#### [Ejercicio propuesto A]
En el fragmento sobre el cuadro con la letra de Mañana en el Abasto, ¿en qué se basa la tipografía con que está escrito?

En Roma colgamos un cuadro, con la letra de Mañana en el Abasto. La tipografía en que está escrito la desarrollaron Julieta y Valeria del estudio ZkySky. Está basada en las tipos con que se imprimían los cajones de frutas y verduras. Ahí está todo: el Mercado del Abasto, la canción que le canta al barrio desarmado tras el cierre del Mercado y unas letras que transcriben la canción al mismo tiempo que cargan la historia de su origen. ¿Qué buscaron con la tipografía para los cajones? ¿Que se lean fácil? ¿Qué sean bellas? La forma en que se imprime algo tiene sentido. En un papel, como en la memoria. El que lee Mañana en el Abasto en el afiche que colgamos no tiene por qué saber la historia de la tipografía, que está resumida en letras chicas al pie del afiche, como un subtitulado. Yo disfruto contar la historia, porque es linda, porque le da sentido a lo que hicimos. Porque hace que veas algo que con solo mirar no ves. Al final ese trabajo es también una excusa para contar una historia.
El otro día le conté a alguien al que conocí leyendo su newsletter, que queríamos hacer algo con Roma y Amor. Como respuesta me nombró una película. Le dije que era por cómo se leía Roma al revés, como se lee desde dentro del bar. Le mandé una foto y me dijo que nunca lo había notado. Las palabras cuentan, lo que dicen y según cómo las miras.

#### [Extractos de datos]
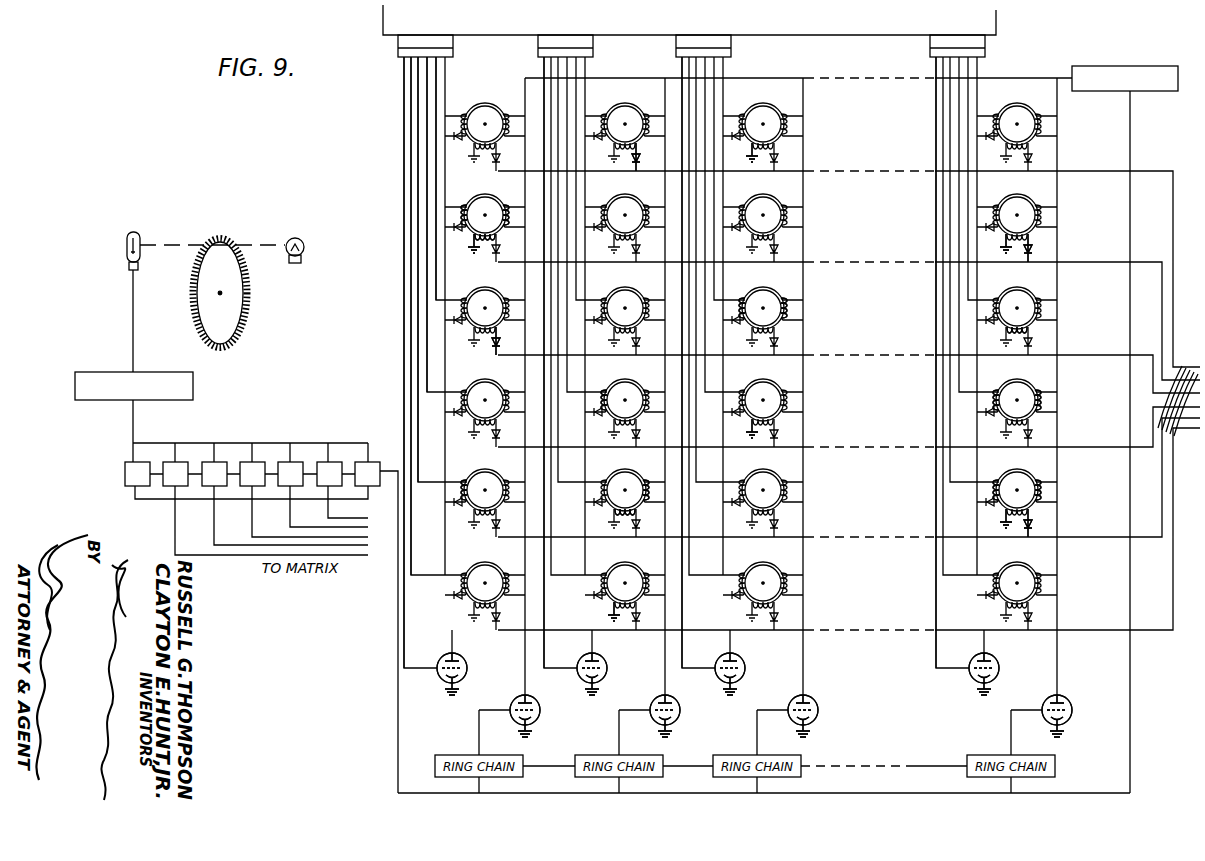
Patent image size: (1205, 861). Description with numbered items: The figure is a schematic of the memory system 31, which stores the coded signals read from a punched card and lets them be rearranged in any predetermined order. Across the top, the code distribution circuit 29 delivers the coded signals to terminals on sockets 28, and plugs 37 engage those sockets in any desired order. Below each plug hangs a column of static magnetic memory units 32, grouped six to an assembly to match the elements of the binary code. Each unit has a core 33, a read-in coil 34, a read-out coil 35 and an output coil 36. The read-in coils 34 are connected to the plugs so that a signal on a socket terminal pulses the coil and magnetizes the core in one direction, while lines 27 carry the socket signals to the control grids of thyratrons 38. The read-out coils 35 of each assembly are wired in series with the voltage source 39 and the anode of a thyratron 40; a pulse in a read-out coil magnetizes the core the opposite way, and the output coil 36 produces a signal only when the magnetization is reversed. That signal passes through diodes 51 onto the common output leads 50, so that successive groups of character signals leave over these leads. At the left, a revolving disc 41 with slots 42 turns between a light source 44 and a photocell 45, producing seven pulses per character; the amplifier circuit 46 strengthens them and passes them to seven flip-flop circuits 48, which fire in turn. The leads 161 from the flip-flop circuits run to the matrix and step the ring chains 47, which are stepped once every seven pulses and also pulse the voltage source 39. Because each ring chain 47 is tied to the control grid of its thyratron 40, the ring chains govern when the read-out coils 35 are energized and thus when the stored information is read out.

The lines 27 is at (404, 366).
The sockets 28 is at (453, 41).
The code distribution circuit 29 is at (689, 20).
The memory system 31 is at (398, 297).
The static magnetic memory units 32 is at (496, 103).
The core 33 is at (492, 188).
The read-in coil 34 is at (467, 205).
The read-out coil 35 is at (504, 205).
The output coil 36 is at (474, 238).
The plugs 37 is at (398, 54).
The thyratrons 38 is at (468, 664).
The voltage source 39 is at (1088, 66).
The thyratrons 40 is at (541, 708).
The revolving disc 41 is at (224, 306).
The slots 42 is at (241, 332).
The light source 44 is at (303, 242).
The photocell 45 is at (126, 245).
The amplifier circuit 46 is at (96, 372).
The ring chains 47 is at (449, 755).
The flip-flop circuits 48 is at (284, 462).
The common output leads 50 is at (808, 171).
The diodes 51 is at (499, 342).
The leads 161 is at (216, 545).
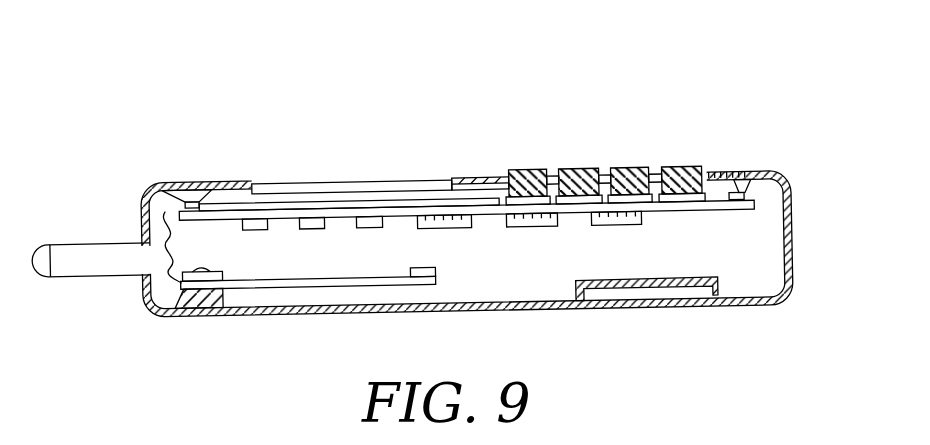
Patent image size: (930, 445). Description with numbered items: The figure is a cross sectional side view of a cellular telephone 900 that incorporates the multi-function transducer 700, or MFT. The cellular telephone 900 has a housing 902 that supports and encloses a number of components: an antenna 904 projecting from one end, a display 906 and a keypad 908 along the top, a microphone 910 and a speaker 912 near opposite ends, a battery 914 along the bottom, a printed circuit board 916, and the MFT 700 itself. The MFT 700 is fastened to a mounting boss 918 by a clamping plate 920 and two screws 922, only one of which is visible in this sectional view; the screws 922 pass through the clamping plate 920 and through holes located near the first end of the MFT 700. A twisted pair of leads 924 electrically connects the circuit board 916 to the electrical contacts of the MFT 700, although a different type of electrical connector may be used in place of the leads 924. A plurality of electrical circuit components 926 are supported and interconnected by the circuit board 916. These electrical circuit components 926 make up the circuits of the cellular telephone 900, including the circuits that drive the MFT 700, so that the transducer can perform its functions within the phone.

The cellular telephone 900 is at (757, 329).
The housing 902 is at (477, 184).
The antenna 904 is at (63, 277).
The display 906 is at (403, 186).
The keypad 908 is at (627, 177).
The microphone 910 is at (745, 182).
The speaker 912 is at (152, 191).
The battery 914 is at (645, 303).
The printed circuit board 916 is at (289, 211).
The mounting boss 918 is at (195, 318).
The clamping plate 920 is at (223, 278).
The screws 922 is at (199, 268).
The twisted pair of leads 924 is at (165, 234).
The electrical circuit components 926 is at (312, 232).
The multi-function transducer 700 is at (437, 284).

#### [Ejercicio propuesto B]
Pon en una lista JSON de cadenas, una por línea y sin las líneas en blanco, las líneas de las filas que empiezan en la que contiene "Patent image size: (930, 445)." y terminan en la que contiene "The cellular telephone 900 is at (757, 329).", ambas incluidas.

#### [Solución desarrollada A]
En los tipos con que se imprimían los cajones de frutas y verduras.

#### [Solución desarrollada B]
[
  "Patent image size: (930, 445). Description with numbered items: The figure is a cross sectional side view of a cellular telephone 900 that incorporates the multi-function transducer 700, or MFT. The cellular telephone 900 has a housing 902 that supports and encloses a number of components: an antenna 904 projecting from one end, a display 906 and a keypad 908 along the top, a microphone 910 and a speaker 912 near opposite ends, a battery 914 along the bottom, a printed circuit board 916, and the MFT 700 itself. The MFT 700 is fastened to a mounting boss 918 by a clamping plate 920 and two screws 922, only one of which is visible in this sectional view; the screws 922 pass through the clamping plate 920 and through holes located near the first end of the MFT 700. A twisted pair of leads 924 electrically connects the circuit board 916 to the electrical contacts of the MFT 700, although a different type of electrical connector may be used in place of the leads 924. A plurality of electrical circuit components 926 are supported and interconnected by the circuit board 916. These electrical circuit components 926 make up the circuits of the cellular telephone 900, including the circuits that drive the MFT 700, so that the transducer can perform its functions within the phone.",
  "The cellular telephone 900 is at (757, 329)."
]